• **DATASET RECORDS**:
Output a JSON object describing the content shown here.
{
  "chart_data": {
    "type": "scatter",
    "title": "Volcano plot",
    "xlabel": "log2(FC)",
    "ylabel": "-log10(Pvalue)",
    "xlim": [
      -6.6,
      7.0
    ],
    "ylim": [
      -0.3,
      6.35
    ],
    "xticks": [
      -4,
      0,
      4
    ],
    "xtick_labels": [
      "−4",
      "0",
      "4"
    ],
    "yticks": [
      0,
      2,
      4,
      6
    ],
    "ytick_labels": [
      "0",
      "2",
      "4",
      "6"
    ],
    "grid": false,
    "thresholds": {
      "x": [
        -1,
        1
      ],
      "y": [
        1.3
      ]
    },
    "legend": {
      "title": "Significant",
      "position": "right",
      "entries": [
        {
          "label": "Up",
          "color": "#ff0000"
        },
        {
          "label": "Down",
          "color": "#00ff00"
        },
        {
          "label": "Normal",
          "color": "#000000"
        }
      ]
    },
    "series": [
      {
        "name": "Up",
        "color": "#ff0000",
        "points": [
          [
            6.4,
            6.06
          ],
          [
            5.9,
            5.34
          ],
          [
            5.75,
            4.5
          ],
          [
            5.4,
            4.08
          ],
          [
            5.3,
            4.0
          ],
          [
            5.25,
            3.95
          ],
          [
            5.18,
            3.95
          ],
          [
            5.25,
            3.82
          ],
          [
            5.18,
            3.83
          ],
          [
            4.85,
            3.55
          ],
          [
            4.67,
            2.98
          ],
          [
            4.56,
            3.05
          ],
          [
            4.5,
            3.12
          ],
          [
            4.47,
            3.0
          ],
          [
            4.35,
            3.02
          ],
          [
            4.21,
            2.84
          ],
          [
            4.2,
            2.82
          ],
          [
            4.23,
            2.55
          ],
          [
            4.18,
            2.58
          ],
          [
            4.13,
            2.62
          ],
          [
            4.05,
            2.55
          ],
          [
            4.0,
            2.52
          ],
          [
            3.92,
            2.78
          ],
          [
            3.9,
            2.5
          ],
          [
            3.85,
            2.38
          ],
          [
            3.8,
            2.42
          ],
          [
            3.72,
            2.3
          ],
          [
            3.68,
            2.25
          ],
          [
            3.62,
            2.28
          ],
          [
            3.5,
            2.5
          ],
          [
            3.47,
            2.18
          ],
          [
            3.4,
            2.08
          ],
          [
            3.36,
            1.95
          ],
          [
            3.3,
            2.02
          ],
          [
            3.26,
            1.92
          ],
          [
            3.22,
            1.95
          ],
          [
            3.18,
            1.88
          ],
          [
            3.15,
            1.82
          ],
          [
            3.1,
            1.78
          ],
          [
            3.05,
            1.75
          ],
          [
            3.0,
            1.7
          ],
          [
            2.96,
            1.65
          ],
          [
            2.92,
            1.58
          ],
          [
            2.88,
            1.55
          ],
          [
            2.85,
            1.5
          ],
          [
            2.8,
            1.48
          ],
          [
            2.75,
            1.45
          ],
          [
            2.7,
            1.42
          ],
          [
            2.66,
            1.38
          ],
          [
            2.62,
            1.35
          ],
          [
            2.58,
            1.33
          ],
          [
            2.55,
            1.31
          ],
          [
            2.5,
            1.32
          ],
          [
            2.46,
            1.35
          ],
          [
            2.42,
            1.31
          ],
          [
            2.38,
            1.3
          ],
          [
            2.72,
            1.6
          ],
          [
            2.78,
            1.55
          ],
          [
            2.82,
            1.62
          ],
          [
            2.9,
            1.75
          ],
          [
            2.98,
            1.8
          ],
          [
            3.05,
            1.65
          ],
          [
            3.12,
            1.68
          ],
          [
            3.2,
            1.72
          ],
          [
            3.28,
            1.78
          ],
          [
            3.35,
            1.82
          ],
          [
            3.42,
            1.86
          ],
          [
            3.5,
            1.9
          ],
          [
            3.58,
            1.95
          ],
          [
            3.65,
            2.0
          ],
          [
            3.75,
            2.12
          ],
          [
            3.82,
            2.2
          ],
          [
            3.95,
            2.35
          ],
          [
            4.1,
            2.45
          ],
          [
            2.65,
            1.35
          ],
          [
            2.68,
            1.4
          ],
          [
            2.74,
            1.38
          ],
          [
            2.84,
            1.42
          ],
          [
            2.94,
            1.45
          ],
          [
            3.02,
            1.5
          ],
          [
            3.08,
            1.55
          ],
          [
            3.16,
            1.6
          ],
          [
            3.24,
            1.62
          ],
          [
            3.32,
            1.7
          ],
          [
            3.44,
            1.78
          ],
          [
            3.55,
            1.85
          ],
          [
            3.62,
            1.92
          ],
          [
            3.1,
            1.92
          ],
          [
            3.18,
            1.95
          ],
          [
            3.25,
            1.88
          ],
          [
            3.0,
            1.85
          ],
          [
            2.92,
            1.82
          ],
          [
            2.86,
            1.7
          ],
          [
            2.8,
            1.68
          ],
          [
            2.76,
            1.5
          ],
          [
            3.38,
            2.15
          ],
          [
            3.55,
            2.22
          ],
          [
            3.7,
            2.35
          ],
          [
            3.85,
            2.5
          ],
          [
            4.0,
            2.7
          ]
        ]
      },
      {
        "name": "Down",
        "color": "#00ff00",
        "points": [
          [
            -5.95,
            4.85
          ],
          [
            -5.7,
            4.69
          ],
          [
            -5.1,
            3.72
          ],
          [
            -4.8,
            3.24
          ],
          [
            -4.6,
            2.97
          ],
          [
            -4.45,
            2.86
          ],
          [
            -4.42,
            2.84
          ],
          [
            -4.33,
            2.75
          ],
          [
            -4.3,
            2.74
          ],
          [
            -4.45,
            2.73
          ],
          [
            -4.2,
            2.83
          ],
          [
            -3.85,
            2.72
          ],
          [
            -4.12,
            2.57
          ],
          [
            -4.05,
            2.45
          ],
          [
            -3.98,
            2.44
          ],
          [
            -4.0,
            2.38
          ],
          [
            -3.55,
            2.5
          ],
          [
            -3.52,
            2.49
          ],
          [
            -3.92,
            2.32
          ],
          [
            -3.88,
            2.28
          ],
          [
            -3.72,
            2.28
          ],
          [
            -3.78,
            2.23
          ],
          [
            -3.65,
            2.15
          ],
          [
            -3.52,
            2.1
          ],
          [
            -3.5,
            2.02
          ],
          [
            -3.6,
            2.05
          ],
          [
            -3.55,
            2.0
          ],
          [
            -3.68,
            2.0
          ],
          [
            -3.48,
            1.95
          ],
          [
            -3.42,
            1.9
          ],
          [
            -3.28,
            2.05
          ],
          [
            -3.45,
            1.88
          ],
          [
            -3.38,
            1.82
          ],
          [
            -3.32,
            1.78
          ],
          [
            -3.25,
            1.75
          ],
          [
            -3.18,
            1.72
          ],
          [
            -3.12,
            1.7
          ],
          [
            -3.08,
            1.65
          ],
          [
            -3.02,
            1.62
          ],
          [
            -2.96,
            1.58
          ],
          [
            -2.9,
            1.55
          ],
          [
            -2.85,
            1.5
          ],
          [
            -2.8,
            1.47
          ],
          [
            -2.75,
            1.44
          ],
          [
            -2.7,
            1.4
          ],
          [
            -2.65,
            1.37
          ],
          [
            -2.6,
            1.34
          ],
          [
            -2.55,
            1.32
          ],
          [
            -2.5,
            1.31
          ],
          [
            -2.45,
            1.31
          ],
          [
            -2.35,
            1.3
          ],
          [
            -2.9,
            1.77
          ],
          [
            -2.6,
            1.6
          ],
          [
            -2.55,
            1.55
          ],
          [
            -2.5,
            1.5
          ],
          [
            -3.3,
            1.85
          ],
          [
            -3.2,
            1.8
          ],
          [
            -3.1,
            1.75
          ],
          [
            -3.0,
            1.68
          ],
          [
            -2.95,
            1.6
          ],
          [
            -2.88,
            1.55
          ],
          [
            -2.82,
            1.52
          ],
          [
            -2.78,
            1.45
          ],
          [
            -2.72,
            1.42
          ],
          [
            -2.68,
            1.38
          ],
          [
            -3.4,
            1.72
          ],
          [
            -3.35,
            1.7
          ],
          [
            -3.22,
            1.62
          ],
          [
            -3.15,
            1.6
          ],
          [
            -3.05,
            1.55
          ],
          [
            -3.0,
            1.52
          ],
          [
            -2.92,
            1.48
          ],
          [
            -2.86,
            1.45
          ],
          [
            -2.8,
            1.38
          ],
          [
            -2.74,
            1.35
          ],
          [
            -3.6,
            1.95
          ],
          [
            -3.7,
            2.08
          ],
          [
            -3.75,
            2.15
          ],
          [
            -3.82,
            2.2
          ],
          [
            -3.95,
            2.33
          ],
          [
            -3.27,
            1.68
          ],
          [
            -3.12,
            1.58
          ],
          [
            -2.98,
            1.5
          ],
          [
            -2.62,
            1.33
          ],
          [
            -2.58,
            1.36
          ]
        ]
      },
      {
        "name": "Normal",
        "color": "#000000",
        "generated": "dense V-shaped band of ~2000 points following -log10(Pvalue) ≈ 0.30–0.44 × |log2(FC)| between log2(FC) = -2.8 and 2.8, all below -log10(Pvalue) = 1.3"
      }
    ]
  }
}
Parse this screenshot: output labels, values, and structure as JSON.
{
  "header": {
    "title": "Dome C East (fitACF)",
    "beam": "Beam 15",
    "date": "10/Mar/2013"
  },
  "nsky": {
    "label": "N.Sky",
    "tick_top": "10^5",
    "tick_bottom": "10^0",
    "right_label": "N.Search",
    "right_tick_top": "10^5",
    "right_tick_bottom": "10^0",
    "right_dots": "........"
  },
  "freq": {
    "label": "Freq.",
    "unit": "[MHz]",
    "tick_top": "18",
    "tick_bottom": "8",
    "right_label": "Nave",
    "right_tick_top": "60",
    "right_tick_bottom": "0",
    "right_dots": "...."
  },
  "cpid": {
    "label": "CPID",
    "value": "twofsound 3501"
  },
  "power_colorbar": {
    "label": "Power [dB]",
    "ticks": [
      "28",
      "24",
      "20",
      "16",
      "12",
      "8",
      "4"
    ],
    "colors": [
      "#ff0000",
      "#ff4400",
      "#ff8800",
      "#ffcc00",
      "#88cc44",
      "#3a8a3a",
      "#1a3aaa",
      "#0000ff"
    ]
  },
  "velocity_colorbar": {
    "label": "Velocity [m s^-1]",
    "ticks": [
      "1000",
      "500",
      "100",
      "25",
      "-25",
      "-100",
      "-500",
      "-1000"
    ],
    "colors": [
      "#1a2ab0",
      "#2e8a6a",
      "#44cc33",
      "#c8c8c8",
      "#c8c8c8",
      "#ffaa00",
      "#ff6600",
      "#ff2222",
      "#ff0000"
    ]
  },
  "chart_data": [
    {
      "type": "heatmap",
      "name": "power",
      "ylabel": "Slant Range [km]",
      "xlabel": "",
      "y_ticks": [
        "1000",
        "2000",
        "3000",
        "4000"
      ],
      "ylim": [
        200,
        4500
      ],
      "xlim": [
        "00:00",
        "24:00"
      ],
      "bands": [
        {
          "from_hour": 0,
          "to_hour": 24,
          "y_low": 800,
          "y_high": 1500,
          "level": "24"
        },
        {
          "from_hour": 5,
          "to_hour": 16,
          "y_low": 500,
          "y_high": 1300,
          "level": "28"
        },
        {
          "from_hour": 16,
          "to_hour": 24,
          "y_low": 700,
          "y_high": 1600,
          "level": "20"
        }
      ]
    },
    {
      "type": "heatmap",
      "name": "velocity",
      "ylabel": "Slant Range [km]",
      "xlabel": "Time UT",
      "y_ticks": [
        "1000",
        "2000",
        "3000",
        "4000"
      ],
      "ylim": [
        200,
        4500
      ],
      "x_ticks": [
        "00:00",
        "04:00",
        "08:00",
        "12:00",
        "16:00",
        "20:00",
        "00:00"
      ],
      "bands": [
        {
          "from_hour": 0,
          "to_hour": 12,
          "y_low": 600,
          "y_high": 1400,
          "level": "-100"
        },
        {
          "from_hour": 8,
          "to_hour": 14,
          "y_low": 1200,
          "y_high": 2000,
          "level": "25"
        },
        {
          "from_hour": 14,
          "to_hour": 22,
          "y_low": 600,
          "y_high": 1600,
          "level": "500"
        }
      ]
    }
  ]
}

• **TASK GOAL**: Read the entries and show each line that mentions "title".

• **RESPONSE**:
    "title": "Volcano plot",
      "title": "Significant",
    "title": "Dome C East (fitACF)",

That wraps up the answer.